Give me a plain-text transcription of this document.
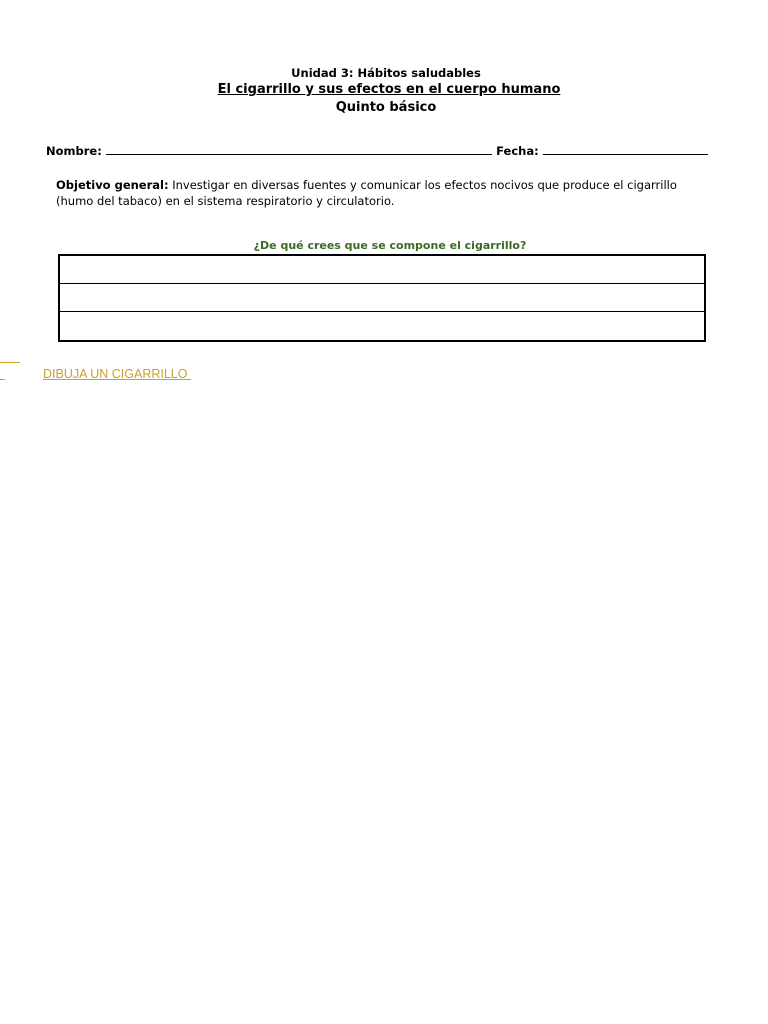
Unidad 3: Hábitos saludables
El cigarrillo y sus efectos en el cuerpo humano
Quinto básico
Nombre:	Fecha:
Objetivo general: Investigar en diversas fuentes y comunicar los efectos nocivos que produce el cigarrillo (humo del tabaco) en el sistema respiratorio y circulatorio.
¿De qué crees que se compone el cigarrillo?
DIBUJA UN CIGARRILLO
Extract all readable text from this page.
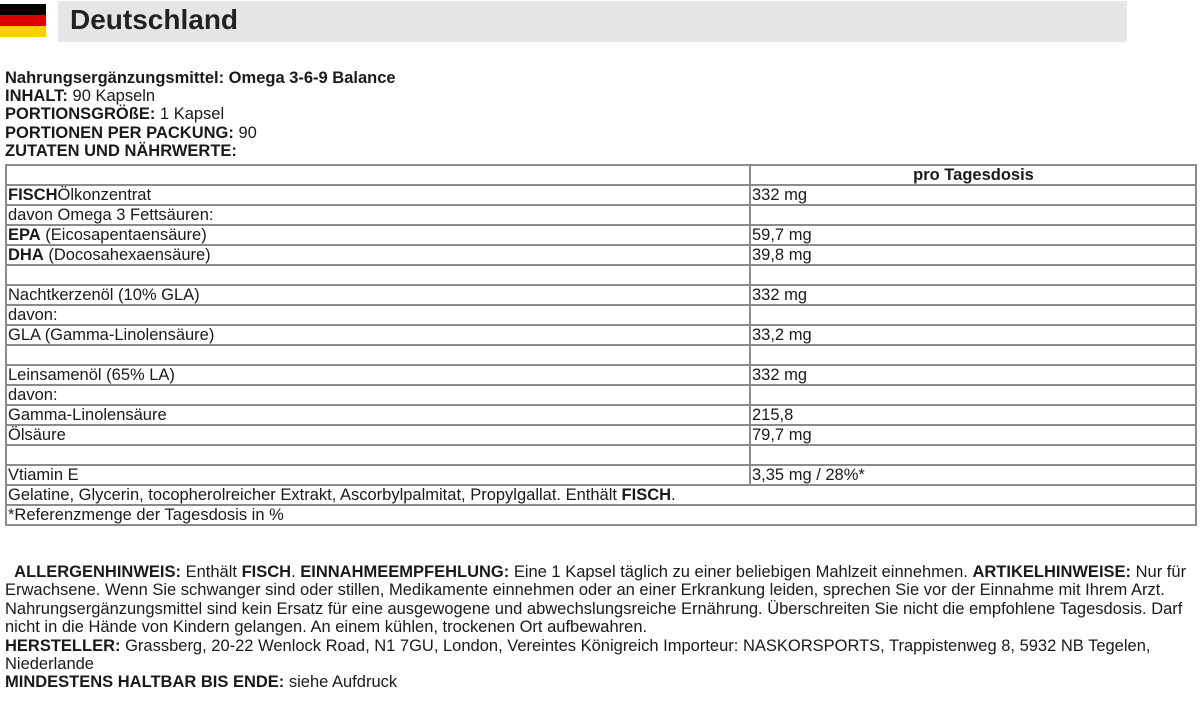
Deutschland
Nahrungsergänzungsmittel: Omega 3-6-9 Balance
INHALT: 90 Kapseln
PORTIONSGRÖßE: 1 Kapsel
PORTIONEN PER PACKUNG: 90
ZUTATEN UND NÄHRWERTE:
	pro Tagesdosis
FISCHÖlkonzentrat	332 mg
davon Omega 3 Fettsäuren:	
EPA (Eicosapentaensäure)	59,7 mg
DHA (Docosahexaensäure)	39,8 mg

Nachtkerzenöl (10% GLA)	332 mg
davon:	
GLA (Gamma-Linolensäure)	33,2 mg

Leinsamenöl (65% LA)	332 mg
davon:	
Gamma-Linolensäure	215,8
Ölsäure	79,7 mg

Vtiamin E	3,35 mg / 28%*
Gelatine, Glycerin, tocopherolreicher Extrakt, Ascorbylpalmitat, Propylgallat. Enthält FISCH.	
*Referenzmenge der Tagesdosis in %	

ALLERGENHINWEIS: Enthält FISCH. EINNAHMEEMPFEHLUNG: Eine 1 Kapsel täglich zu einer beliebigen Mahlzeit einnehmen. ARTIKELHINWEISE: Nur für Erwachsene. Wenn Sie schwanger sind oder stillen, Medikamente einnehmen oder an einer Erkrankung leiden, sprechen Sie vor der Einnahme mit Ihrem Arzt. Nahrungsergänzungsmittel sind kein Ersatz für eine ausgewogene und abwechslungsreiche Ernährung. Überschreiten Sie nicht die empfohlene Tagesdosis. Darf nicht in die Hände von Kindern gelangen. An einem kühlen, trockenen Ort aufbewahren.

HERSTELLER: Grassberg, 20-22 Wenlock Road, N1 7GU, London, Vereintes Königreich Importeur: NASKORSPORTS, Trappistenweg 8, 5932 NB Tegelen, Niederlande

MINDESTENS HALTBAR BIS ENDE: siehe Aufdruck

### Exercise brief
Write out all the entries exactly, except for the pictures.

### Expected answer
Give me a plain-text transcription of this document.
Unidad 3: Hábitos saludables
El cigarrillo y sus efectos en el cuerpo humano
Quinto básico
Nombre:	Fecha:
Objetivo general: Investigar en diversas fuentes y comunicar los efectos nocivos que produce el cigarrillo (humo del tabaco) en el sistema respiratorio y circulatorio.
¿De qué crees que se compone el cigarrillo?
DIBUJA UN CIGARRILLO
Extract all readable text from this page.
Deutschland
Nahrungsergänzungsmittel: Omega 3-6-9 Balance
INHALT: 90 Kapseln
PORTIONSGRÖßE: 1 Kapsel
PORTIONEN PER PACKUNG: 90
ZUTATEN UND NÄHRWERTE:
	pro Tagesdosis
FISCHÖlkonzentrat	332 mg
davon Omega 3 Fettsäuren:	
EPA (Eicosapentaensäure)	59,7 mg
DHA (Docosahexaensäure)	39,8 mg

Nachtkerzenöl (10% GLA)	332 mg
davon:	
GLA (Gamma-Linolensäure)	33,2 mg

Leinsamenöl (65% LA)	332 mg
davon:	
Gamma-Linolensäure	215,8
Ölsäure	79,7 mg

Vtiamin E	3,35 mg / 28%*
Gelatine, Glycerin, tocopherolreicher Extrakt, Ascorbylpalmitat, Propylgallat. Enthält FISCH.	
*Referenzmenge der Tagesdosis in %	

ALLERGENHINWEIS: Enthält FISCH. EINNAHMEEMPFEHLUNG: Eine 1 Kapsel täglich zu einer beliebigen Mahlzeit einnehmen. ARTIKELHINWEISE: Nur für Erwachsene. Wenn Sie schwanger sind oder stillen, Medikamente einnehmen oder an einer Erkrankung leiden, sprechen Sie vor der Einnahme mit Ihrem Arzt. Nahrungsergänzungsmittel sind kein Ersatz für eine ausgewogene und abwechslungsreiche Ernährung. Überschreiten Sie nicht die empfohlene Tagesdosis. Darf nicht in die Hände von Kindern gelangen. An einem kühlen, trockenen Ort aufbewahren.

HERSTELLER: Grassberg, 20-22 Wenlock Road, N1 7GU, London, Vereintes Königreich Importeur: NASKORSPORTS, Trappistenweg 8, 5932 NB Tegelen, Niederlande

MINDESTENS HALTBAR BIS ENDE: siehe Aufdruck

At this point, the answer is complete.